**** Records supplied

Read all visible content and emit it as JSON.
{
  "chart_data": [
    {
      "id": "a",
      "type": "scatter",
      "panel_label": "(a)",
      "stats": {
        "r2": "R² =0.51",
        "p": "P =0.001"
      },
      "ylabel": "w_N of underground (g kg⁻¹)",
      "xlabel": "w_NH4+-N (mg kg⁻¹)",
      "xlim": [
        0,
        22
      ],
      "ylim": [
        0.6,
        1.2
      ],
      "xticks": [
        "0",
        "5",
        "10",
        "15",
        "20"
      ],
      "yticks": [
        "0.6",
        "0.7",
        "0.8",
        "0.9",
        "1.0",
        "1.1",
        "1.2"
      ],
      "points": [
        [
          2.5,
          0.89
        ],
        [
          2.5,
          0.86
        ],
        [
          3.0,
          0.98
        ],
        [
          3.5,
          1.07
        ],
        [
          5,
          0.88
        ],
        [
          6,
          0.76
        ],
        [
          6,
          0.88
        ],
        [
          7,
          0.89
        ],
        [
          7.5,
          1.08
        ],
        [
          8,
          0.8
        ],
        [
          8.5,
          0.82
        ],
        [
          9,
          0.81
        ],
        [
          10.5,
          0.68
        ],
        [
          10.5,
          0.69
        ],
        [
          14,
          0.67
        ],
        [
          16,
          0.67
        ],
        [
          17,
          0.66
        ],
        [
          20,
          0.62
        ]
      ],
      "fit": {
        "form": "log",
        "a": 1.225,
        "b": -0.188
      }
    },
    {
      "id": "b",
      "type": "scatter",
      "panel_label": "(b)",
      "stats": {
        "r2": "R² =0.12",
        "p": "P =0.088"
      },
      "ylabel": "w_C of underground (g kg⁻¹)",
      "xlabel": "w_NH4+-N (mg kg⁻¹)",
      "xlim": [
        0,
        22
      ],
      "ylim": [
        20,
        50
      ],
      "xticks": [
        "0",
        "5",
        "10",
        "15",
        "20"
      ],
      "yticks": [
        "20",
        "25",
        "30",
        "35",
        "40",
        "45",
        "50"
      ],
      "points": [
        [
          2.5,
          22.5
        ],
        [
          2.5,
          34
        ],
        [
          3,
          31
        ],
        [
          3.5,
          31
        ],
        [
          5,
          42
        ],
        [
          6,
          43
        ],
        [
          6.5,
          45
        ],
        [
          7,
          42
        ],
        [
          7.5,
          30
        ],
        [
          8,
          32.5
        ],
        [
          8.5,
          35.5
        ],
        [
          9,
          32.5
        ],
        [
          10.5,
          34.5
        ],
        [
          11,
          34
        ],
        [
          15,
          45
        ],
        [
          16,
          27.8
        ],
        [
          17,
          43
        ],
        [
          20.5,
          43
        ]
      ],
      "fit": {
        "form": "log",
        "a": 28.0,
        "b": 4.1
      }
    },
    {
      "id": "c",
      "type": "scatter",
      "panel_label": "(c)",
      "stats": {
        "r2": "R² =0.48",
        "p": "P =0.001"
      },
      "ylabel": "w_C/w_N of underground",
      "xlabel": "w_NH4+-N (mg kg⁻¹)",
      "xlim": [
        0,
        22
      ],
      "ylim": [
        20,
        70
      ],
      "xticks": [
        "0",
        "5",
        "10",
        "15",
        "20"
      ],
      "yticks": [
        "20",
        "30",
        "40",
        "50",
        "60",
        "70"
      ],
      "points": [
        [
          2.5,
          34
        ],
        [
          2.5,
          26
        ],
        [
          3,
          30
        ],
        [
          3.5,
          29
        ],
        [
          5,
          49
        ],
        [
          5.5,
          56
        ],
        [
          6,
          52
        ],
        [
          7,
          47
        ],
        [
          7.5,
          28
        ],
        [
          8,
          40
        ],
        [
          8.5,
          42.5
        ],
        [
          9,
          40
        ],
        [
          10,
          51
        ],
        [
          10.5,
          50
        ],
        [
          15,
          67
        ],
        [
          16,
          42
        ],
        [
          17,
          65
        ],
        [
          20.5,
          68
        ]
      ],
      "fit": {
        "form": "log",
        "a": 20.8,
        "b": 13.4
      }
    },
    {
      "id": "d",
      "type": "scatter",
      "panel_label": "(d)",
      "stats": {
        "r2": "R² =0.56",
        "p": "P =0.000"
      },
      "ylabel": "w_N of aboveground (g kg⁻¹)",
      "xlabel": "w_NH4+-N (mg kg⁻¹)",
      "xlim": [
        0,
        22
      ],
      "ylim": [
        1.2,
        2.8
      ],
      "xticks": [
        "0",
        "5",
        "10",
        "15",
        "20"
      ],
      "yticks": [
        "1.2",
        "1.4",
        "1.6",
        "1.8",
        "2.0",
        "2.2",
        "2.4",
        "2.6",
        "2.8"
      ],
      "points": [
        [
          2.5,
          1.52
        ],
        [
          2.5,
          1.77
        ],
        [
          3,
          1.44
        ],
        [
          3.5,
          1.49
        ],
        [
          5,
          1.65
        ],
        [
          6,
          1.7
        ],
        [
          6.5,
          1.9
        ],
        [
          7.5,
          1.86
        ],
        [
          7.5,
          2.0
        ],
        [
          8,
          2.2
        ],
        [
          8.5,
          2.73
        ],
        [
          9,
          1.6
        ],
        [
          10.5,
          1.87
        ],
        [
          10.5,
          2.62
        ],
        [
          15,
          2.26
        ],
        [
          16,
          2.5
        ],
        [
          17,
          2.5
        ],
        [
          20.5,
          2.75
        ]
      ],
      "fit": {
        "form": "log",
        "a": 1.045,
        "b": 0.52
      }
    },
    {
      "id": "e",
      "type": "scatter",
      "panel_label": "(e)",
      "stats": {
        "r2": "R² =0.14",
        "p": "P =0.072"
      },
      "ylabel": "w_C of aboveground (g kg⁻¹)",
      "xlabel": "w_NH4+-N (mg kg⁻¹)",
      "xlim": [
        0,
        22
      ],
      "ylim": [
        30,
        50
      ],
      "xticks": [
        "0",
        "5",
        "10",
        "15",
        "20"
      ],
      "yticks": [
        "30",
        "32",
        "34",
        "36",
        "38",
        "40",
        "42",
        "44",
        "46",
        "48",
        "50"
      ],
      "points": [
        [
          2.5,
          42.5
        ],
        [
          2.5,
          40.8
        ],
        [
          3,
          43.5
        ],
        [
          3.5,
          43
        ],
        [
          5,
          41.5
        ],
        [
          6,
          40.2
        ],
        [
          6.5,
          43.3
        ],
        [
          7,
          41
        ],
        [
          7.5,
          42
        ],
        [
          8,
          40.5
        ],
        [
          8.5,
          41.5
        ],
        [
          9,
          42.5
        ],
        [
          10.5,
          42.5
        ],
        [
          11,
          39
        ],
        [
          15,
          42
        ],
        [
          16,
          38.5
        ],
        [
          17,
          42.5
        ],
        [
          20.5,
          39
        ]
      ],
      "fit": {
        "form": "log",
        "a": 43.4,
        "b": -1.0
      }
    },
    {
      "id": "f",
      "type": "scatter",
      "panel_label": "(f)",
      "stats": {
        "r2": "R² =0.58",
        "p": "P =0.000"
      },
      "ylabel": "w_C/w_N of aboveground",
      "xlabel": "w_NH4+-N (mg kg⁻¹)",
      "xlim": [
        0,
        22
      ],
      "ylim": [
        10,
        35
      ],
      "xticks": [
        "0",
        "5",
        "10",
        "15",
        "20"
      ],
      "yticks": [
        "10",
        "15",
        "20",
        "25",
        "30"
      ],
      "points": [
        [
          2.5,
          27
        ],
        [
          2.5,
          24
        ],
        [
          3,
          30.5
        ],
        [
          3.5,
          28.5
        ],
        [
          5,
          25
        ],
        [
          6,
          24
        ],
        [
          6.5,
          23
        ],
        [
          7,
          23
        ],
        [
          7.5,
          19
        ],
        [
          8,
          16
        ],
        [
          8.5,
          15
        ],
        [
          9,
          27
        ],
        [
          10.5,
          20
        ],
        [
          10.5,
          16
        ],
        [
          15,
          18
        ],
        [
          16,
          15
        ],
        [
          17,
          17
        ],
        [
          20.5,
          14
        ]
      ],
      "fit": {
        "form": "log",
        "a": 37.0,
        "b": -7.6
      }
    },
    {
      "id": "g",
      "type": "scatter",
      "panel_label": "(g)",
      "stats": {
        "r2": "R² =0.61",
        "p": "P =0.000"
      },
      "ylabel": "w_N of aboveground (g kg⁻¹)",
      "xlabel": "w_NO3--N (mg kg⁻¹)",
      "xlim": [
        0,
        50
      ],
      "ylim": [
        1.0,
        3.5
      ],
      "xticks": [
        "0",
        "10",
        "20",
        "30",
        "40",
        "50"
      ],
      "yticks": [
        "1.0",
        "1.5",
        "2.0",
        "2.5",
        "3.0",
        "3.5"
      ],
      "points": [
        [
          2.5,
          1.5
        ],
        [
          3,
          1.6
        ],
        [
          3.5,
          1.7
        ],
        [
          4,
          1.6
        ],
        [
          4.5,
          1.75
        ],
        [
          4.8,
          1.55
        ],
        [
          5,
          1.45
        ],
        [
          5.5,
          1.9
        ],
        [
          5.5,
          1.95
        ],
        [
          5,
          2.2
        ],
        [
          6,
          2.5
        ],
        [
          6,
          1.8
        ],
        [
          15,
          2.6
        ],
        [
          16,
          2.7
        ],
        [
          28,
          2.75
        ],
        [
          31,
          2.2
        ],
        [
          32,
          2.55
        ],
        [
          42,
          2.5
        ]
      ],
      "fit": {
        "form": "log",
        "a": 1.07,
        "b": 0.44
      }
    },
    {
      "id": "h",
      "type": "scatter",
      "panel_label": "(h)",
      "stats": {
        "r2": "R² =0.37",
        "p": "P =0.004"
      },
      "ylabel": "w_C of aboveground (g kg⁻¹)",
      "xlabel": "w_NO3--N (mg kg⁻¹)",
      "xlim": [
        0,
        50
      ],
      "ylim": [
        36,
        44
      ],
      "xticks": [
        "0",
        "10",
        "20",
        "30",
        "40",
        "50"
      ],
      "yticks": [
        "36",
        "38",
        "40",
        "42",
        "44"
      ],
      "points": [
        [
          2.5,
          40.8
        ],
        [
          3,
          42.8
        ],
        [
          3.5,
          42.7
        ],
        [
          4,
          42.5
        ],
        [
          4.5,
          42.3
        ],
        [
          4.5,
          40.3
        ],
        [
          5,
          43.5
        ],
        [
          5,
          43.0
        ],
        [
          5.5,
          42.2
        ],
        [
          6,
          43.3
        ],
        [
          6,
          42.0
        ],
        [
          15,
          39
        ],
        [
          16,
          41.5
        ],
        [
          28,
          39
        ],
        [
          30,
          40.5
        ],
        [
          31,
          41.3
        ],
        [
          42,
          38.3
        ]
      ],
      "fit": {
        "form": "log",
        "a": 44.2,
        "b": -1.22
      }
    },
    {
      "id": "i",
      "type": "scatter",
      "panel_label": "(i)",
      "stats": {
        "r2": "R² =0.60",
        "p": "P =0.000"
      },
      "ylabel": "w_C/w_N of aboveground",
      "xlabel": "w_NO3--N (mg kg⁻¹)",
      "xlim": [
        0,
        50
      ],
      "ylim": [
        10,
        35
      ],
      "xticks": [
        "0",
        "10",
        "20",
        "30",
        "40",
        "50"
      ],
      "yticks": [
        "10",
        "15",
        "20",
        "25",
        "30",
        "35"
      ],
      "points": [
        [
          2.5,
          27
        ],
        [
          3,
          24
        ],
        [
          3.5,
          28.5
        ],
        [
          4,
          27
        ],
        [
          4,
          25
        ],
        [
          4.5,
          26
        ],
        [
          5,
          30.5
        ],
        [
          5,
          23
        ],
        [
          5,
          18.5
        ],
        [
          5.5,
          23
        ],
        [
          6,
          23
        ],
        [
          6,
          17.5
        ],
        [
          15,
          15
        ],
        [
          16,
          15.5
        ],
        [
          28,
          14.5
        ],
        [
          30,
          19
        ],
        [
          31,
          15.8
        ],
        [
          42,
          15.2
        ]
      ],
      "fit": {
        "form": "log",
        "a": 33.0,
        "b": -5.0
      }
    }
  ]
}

********

▶ _Exercise brief_: Within the entries above, how many lines contain "underground"? Respond with the number only.

▶ _In response_: 3